#### [Quoted passage]
________________
Djehani N'Guissan

Personal information
- Full name: Gilles Djehani N'Guissan Yao
- Date of birth: 1 February 1990 (age 36)
- Place of birth: Galangashie, Togo
- Height: 1.83 m (6 ft 0 in)
- Position: Goalkeeper

Team information
- Current team: AS Arta/Solar7

Senior career*
- Years: Team / Apps / (Gls)
- 0000–2007: Maranatha FC
- 2007–2015: Dynamic Togolais
- 2016: Enugu Rangers
- 2016–2017: Dynamic Togolais
- 2017–2018: Sidama Coffee
- 2018–2019: ASC Kara
- 2019–2020: AS Port
- 2020–2023: ACS Hayableh
- 2023–: AS Arta/Solar7

International career
- 2014–2021: Togo / 9 / (0)

= Djehani N'Guissan =

Togolese footballer (born 1990)

Gilles Djehani N'Guissan Yao (born 1 February 1990) is a Togolese footballer who plays as a goalkeeper for AS Arta/Solar7. He made nine appearances for the Togo national team.

==Career==
Before the 2023 season, N'Guissan signed for Djiboutian club ACS Hayableh. After that, he joingned AS Arta/Solar7 of Djibouti. With Arta/Solar7 he was champion of Djibouti and winner of the Djibouti national cup.
________________
#### [Extracted entries]
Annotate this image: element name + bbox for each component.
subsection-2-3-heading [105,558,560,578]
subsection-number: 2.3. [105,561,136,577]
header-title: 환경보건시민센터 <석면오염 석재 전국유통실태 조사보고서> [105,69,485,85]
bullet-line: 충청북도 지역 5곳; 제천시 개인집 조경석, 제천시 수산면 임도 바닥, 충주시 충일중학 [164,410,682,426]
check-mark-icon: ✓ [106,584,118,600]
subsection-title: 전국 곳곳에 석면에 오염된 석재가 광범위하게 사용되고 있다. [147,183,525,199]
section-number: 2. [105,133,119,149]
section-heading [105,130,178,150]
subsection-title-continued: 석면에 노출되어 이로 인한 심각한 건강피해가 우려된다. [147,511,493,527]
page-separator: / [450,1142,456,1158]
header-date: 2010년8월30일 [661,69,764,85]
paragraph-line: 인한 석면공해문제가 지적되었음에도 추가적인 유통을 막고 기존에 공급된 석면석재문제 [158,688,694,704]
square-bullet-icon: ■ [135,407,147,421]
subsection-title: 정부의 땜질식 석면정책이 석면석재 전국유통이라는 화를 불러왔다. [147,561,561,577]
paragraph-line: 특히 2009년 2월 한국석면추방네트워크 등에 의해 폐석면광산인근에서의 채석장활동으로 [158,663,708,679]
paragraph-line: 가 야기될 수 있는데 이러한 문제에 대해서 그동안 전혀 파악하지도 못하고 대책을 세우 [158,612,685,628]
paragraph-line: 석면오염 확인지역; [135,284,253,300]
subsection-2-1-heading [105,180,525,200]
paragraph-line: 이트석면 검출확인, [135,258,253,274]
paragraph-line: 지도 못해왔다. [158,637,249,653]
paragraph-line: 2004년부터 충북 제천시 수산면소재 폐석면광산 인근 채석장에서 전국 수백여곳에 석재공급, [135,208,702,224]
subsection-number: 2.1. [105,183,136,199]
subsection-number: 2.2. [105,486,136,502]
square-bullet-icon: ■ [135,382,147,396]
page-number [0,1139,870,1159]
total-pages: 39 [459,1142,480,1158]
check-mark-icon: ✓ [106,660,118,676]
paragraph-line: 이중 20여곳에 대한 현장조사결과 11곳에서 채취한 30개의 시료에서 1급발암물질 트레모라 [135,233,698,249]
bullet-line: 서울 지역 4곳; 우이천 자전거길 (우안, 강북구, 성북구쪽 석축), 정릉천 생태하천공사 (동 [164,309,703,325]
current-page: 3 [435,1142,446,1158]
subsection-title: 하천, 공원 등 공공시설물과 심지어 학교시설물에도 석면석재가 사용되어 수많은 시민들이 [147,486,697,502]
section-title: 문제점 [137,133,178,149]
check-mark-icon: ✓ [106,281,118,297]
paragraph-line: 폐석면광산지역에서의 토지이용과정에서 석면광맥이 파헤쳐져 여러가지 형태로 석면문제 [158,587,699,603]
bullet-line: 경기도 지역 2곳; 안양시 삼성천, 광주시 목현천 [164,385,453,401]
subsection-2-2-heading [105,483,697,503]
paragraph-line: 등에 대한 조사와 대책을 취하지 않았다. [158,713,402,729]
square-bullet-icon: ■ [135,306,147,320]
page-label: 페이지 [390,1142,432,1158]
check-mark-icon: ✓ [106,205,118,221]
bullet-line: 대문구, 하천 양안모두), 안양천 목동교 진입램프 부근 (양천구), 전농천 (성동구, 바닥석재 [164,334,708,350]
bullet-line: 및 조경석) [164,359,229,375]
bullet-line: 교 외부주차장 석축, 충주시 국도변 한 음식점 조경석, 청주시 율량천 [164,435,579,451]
________________
#### [Exercises to complete]
(1) According to the N'Guissan profile, where was Djehani N'Guissan born?
(2) Write out the stretch of the N'Guissan profile from "Personal information" through "Apps / (Gls)".
(3) List every club that appears under "Senior career" in the N'Guissan profile, naming each club once.

#### [Results in order]
(1) Galangashie, Togo

(2)
Personal information
- Full name: Gilles Djehani N'Guissan Yao
- Date of birth: 1 February 1990 (age 36)
- Place of birth: Galangashie, Togo
- Height: 1.83 m (6 ft 0 in)
- Position: Goalkeeper

Team information
- Current team: AS Arta/Solar7

Senior career*
- Years: Team / Apps / (Gls)

(3) Maranatha FC, Dynamic Togolais, Enugu Rangers, Sidama Coffee, ASC Kara, AS Port, ACS Hayableh, AS Arta/Solar7